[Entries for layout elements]
┌────────

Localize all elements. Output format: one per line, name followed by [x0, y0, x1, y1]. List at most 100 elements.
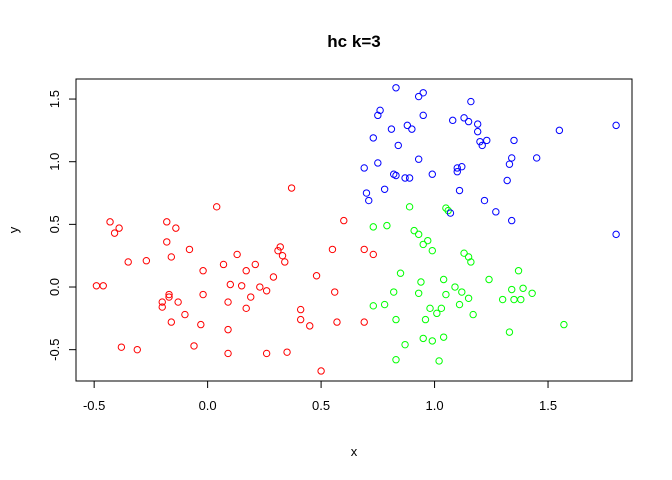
data-point	[519, 284, 527, 292]
data-point	[392, 84, 400, 92]
data-point	[419, 89, 427, 97]
data-point	[458, 163, 466, 171]
series-2	[369, 203, 568, 365]
data-point	[213, 203, 221, 211]
data-point	[174, 298, 182, 306]
data-point	[419, 111, 427, 120]
y-axis-label: y	[6, 226, 21, 233]
data-point	[219, 260, 228, 269]
data-point	[417, 278, 425, 286]
data-point	[560, 320, 568, 329]
x-tick-label: 1.5	[539, 398, 557, 413]
data-point	[492, 208, 500, 216]
data-point	[414, 92, 423, 101]
data-point	[117, 343, 126, 351]
data-point	[242, 304, 250, 313]
data-point	[181, 310, 189, 319]
data-point	[380, 185, 389, 193]
data-point	[505, 160, 514, 168]
data-point	[453, 168, 461, 176]
plot-frame	[75, 78, 633, 382]
data-point	[410, 226, 418, 235]
data-point	[360, 164, 368, 172]
data-point	[274, 246, 282, 255]
data-point	[172, 224, 180, 232]
y-tick-label: -0.5	[47, 338, 62, 360]
data-point	[340, 216, 348, 225]
data-point	[444, 206, 452, 215]
series-1	[92, 184, 377, 375]
data-point	[396, 269, 405, 277]
data-point	[435, 357, 443, 365]
data-point	[467, 258, 475, 266]
data-point	[158, 303, 166, 311]
data-point	[451, 283, 459, 291]
data-point	[467, 97, 475, 106]
data-point	[376, 106, 384, 115]
data-point	[514, 267, 523, 275]
data-point	[455, 186, 464, 195]
data-point	[449, 116, 457, 125]
data-point	[328, 245, 337, 254]
data-points	[92, 84, 620, 375]
data-point	[390, 288, 398, 296]
data-point	[369, 302, 377, 310]
data-point	[369, 250, 377, 259]
data-point	[612, 121, 620, 130]
data-point	[460, 249, 468, 257]
data-point	[333, 318, 341, 326]
data-point	[510, 295, 518, 304]
series-3	[360, 84, 620, 239]
data-point	[158, 298, 166, 306]
data-point	[124, 258, 132, 266]
x-tick-label: -0.5	[83, 398, 105, 413]
chart-title: hc k=3	[327, 32, 380, 51]
data-point	[446, 209, 455, 217]
data-point	[276, 243, 284, 251]
data-point	[392, 355, 400, 364]
data-point	[224, 298, 232, 306]
data-point	[498, 295, 507, 304]
y-tick-label: 0.5	[47, 215, 62, 233]
data-point	[262, 349, 271, 358]
y-tick-label: 0.0	[47, 278, 62, 296]
data-point	[419, 240, 427, 249]
data-point	[374, 159, 382, 167]
data-point	[458, 288, 466, 296]
y-tick-label: 1.5	[47, 90, 62, 108]
data-point	[247, 293, 255, 301]
data-point	[99, 282, 107, 290]
data-point	[369, 134, 377, 142]
data-point	[508, 154, 516, 162]
data-point	[224, 325, 232, 334]
data-point	[478, 141, 486, 150]
data-point	[165, 293, 173, 301]
data-point	[283, 348, 291, 356]
data-point	[296, 305, 305, 314]
data-point	[528, 289, 536, 297]
data-point	[428, 337, 436, 345]
data-point	[437, 304, 446, 313]
data-point	[360, 318, 368, 326]
data-point	[163, 218, 171, 226]
data-point	[473, 127, 482, 136]
data-point	[421, 315, 430, 324]
data-point	[508, 285, 516, 294]
data-point	[394, 141, 402, 150]
data-point	[401, 174, 409, 182]
data-point	[469, 310, 477, 319]
data-point	[110, 229, 119, 237]
data-point	[505, 328, 514, 336]
data-point	[165, 290, 173, 299]
data-point	[387, 125, 396, 133]
data-point	[115, 224, 123, 232]
data-point	[439, 275, 448, 284]
x-tick-label: 1.0	[426, 398, 444, 413]
data-point	[503, 176, 511, 185]
data-point	[224, 349, 232, 358]
data-point	[199, 290, 207, 299]
data-point	[476, 137, 484, 146]
data-point	[296, 315, 305, 324]
data-point	[256, 283, 264, 291]
data-point	[455, 300, 464, 309]
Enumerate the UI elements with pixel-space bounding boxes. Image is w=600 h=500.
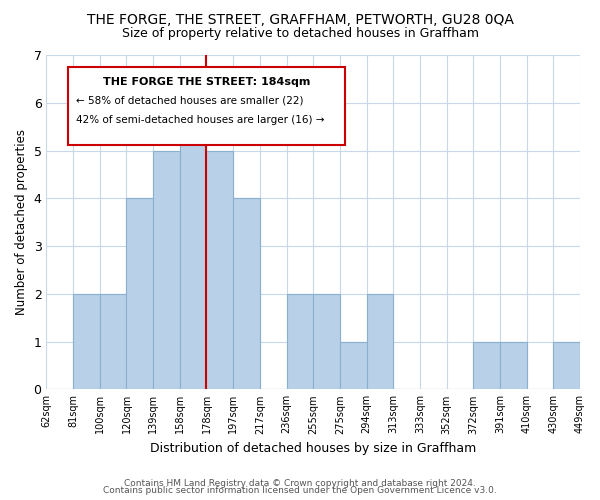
Bar [206,150,233,390]
Bar [287,294,313,390]
Bar [340,342,367,390]
Bar [127,198,153,390]
Y-axis label: Number of detached properties: Number of detached properties [15,129,28,315]
Bar [233,198,260,390]
X-axis label: Distribution of detached houses by size in Graffham: Distribution of detached houses by size … [150,442,476,455]
Text: Contains public sector information licensed under the Open Government Licence v3: Contains public sector information licen… [103,486,497,495]
Bar [500,342,527,390]
Bar [180,103,206,390]
Bar [553,342,580,390]
Text: THE FORGE, THE STREET, GRAFFHAM, PETWORTH, GU28 0QA: THE FORGE, THE STREET, GRAFFHAM, PETWORT… [86,12,514,26]
Bar [473,342,500,390]
Text: Size of property relative to detached houses in Graffham: Size of property relative to detached ho… [121,28,479,40]
Bar [73,294,100,390]
FancyBboxPatch shape [68,66,345,146]
Bar [313,294,340,390]
Text: ← 58% of detached houses are smaller (22): ← 58% of detached houses are smaller (22… [76,95,303,105]
Bar [153,150,180,390]
Bar [367,294,393,390]
Text: Contains HM Land Registry data © Crown copyright and database right 2024.: Contains HM Land Registry data © Crown c… [124,478,476,488]
Text: 42% of semi-detached houses are larger (16) →: 42% of semi-detached houses are larger (… [76,115,324,125]
Bar [100,294,127,390]
Text: THE FORGE THE STREET: 184sqm: THE FORGE THE STREET: 184sqm [103,76,310,86]
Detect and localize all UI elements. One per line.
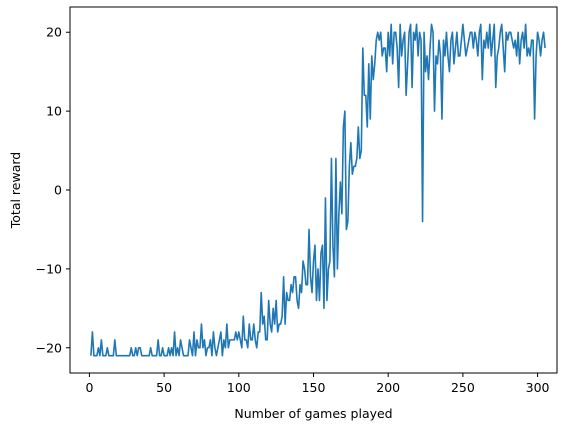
series-line-0: [90, 23, 546, 357]
x-tick-label: 0: [85, 380, 93, 395]
x-tick-label: 250: [451, 380, 475, 395]
x-tick-label: 50: [156, 380, 172, 395]
x-tick-label: 300: [526, 380, 550, 395]
x-tick-label: 200: [376, 380, 400, 395]
y-tick-label: 10: [46, 104, 62, 119]
y-tick-label: 20: [46, 25, 62, 40]
x-axis-label: Number of games played: [234, 406, 392, 421]
y-tick-label: −10: [36, 261, 62, 276]
plot-area: 0 50 100 150 200 250 300 −20 −10 0 10 20: [36, 6, 558, 395]
y-tick-label: 0: [54, 183, 62, 198]
y-axis-label: Total reward: [8, 152, 23, 229]
x-tick-label: 150: [302, 380, 326, 395]
y-tick-label: −20: [36, 340, 62, 355]
x-tick-label: 100: [227, 380, 251, 395]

└────────

» Instruction
Show every line above that contains the string "detached". Case counts.

» The response
Y-axis label: Number of detached properties: Number of detached properties [15,129,28,315]
X-axis label: Distribution of detached houses by size in Graffham: Distribution of detached houses by size … [150,442,476,455]
Text: Size of property relative to detached houses in Graffham: Size of property relative to detached ho… [121,28,479,40]
Text: ← 58% of detached houses are smaller (22): ← 58% of detached houses are smaller (22… [76,95,303,105]
Text: 42% of semi-detached houses are larger (16) →: 42% of semi-detached houses are larger (… [76,115,324,125]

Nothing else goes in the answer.